▶ **Written instruction**:
Return the lines where the word "name" occurs.

(Data excerpts)
====

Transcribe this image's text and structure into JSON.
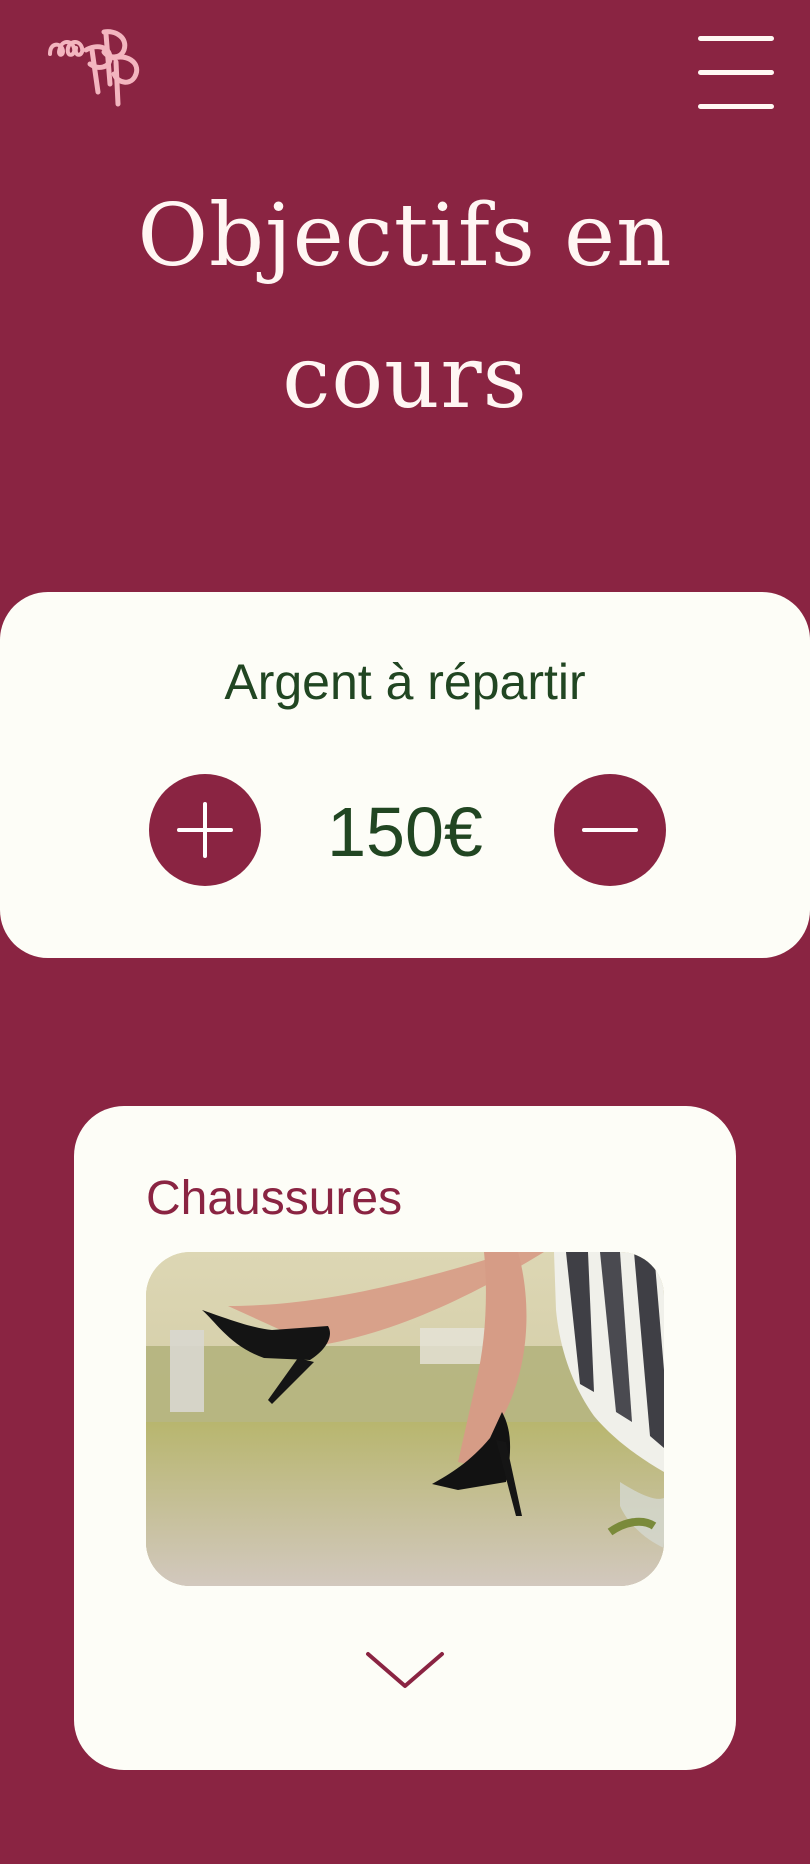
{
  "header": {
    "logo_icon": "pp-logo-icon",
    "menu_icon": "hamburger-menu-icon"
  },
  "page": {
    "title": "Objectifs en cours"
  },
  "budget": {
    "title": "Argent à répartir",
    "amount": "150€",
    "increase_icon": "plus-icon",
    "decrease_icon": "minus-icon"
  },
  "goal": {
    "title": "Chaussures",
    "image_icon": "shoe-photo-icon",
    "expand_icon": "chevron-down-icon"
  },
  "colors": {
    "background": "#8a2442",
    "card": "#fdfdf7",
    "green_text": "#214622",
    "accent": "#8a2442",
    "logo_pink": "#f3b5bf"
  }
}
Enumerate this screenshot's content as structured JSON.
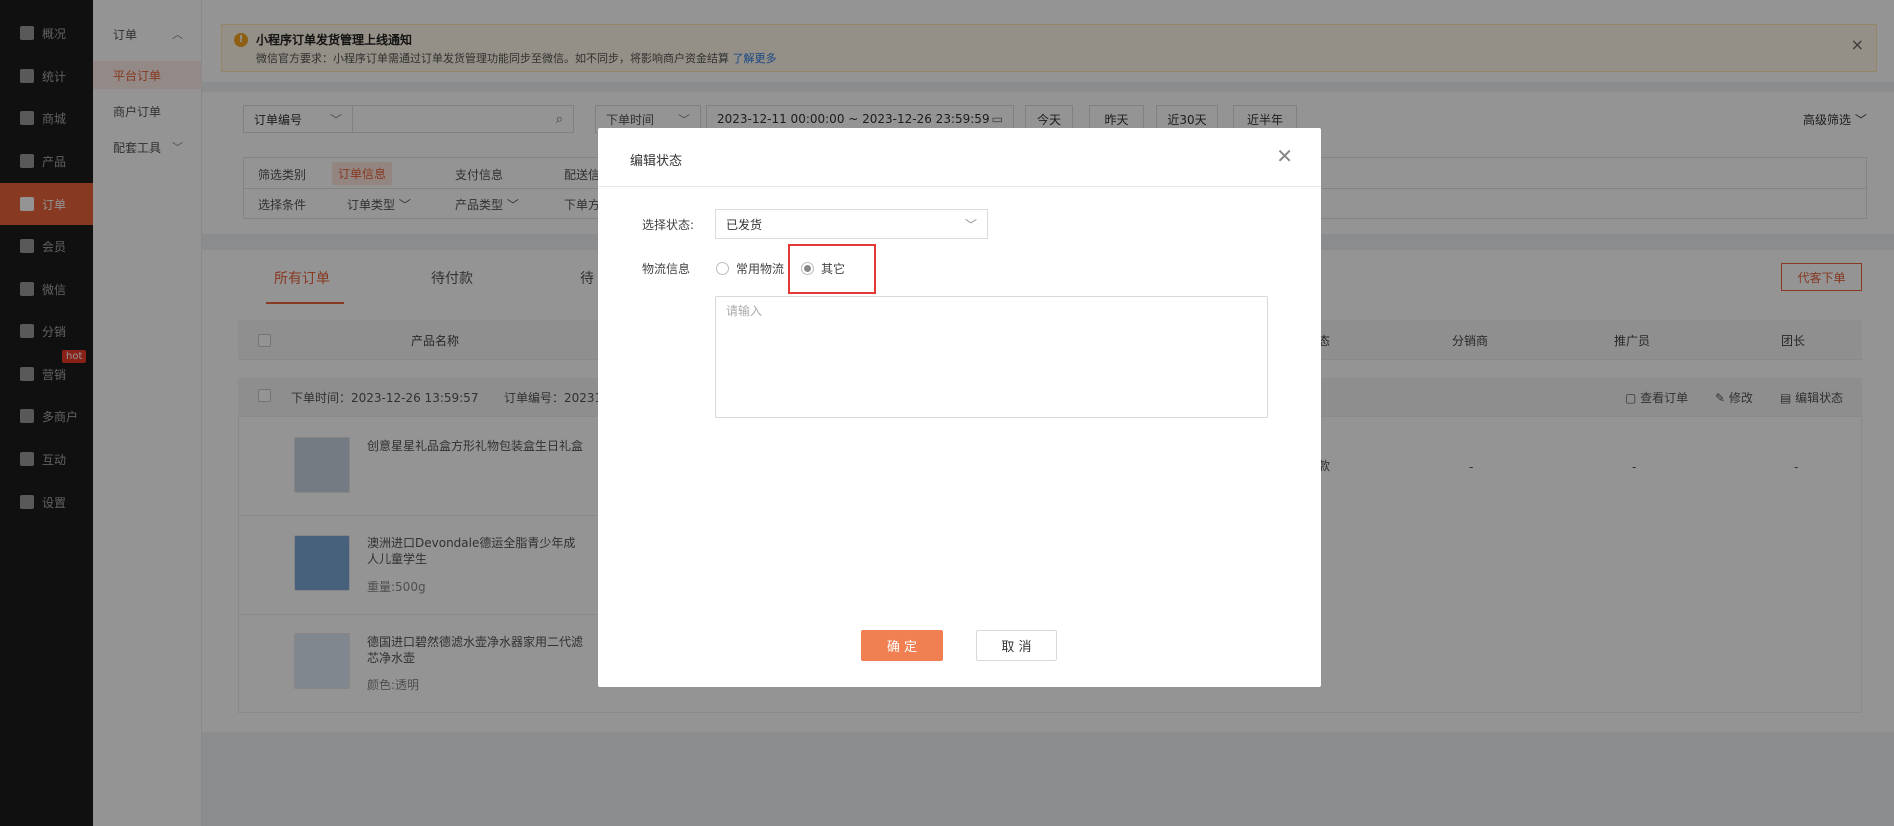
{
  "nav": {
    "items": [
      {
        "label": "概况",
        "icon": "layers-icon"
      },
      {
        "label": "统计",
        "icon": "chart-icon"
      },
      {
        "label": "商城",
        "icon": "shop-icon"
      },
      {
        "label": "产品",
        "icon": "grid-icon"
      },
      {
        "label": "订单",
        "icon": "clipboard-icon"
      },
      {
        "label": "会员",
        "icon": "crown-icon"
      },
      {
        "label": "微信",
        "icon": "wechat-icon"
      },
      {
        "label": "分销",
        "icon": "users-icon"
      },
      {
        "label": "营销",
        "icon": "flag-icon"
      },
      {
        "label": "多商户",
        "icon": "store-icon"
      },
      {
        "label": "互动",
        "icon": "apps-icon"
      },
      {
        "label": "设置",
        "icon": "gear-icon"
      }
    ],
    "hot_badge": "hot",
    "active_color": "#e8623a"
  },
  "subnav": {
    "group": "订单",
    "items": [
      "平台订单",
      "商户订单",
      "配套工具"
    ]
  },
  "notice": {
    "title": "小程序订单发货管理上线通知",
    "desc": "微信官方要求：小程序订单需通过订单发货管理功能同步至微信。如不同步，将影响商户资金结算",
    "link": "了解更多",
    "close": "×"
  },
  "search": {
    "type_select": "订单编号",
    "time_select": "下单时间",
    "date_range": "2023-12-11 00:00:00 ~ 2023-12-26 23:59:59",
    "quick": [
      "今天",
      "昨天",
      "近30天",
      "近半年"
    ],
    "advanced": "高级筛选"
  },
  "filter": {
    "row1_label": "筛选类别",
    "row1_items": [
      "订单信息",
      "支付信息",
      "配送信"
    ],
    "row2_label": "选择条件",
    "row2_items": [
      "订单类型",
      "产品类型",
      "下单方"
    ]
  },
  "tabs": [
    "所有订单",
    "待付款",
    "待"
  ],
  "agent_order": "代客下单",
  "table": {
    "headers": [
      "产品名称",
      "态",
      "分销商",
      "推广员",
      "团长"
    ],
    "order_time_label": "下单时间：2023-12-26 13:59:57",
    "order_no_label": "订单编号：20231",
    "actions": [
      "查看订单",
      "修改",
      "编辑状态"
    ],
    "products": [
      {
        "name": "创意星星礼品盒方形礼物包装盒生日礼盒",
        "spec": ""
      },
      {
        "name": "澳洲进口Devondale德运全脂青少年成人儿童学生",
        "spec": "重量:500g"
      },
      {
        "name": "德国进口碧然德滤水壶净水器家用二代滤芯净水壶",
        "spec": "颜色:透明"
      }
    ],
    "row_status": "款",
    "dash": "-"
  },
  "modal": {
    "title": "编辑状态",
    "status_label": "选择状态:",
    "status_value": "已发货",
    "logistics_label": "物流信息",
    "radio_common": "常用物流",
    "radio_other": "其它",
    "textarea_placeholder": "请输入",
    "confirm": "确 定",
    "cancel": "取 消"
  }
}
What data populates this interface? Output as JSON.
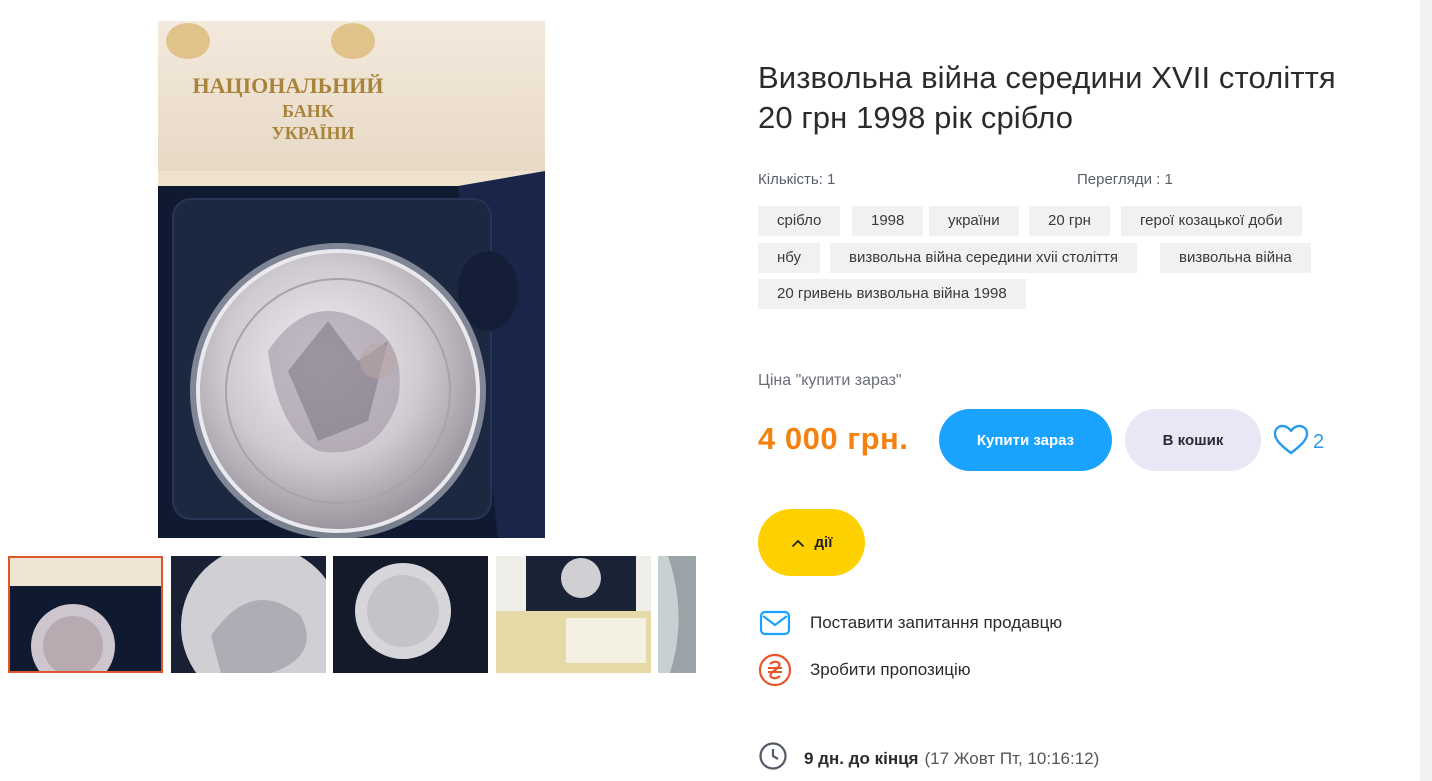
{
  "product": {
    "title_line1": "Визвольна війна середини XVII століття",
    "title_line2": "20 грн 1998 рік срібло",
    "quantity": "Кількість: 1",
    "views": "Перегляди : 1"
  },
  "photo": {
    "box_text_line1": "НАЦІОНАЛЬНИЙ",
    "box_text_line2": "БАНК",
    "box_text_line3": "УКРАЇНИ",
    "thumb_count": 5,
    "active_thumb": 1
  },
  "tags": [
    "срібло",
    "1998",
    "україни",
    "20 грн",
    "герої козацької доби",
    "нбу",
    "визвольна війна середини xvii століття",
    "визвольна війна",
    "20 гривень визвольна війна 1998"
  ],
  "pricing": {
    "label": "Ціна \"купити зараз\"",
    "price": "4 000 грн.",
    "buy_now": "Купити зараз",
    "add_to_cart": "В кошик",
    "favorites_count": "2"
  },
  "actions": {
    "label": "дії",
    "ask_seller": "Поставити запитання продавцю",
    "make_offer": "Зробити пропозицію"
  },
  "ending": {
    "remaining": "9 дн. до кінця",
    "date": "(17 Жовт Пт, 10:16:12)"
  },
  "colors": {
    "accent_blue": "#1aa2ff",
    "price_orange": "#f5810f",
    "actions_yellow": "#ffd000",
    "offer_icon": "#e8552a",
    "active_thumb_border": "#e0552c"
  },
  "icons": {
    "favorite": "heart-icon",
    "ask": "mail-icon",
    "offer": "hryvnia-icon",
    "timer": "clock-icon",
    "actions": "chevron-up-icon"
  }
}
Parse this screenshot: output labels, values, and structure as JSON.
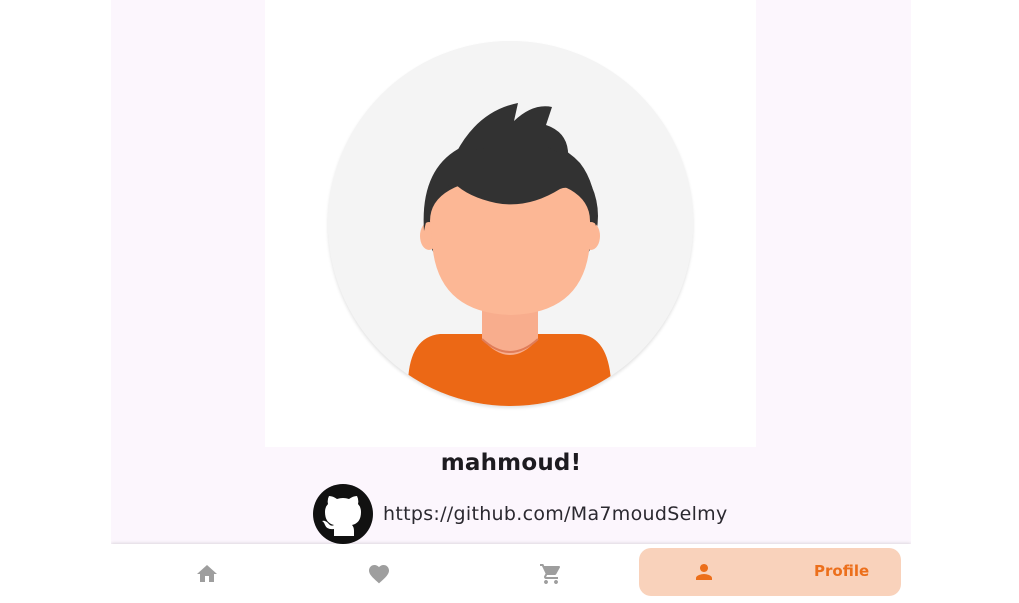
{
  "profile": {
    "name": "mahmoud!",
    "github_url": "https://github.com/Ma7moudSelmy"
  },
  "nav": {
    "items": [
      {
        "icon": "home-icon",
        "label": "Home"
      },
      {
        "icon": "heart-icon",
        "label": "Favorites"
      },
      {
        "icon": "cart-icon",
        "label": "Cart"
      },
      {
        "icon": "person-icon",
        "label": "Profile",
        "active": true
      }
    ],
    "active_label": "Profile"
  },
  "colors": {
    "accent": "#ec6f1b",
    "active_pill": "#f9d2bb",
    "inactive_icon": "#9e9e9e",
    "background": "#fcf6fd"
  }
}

====

▶ **Finished answer**:
        "name": "创意星星礼品盒方形礼物包装盒生日礼盒",
        "name": "澳洲进口Devondale德运全脂青少年成人儿童学生",
        "name": "德国进口碧然德滤水壶净水器家用二代滤芯净水壶",
    "name": "mahmoud!",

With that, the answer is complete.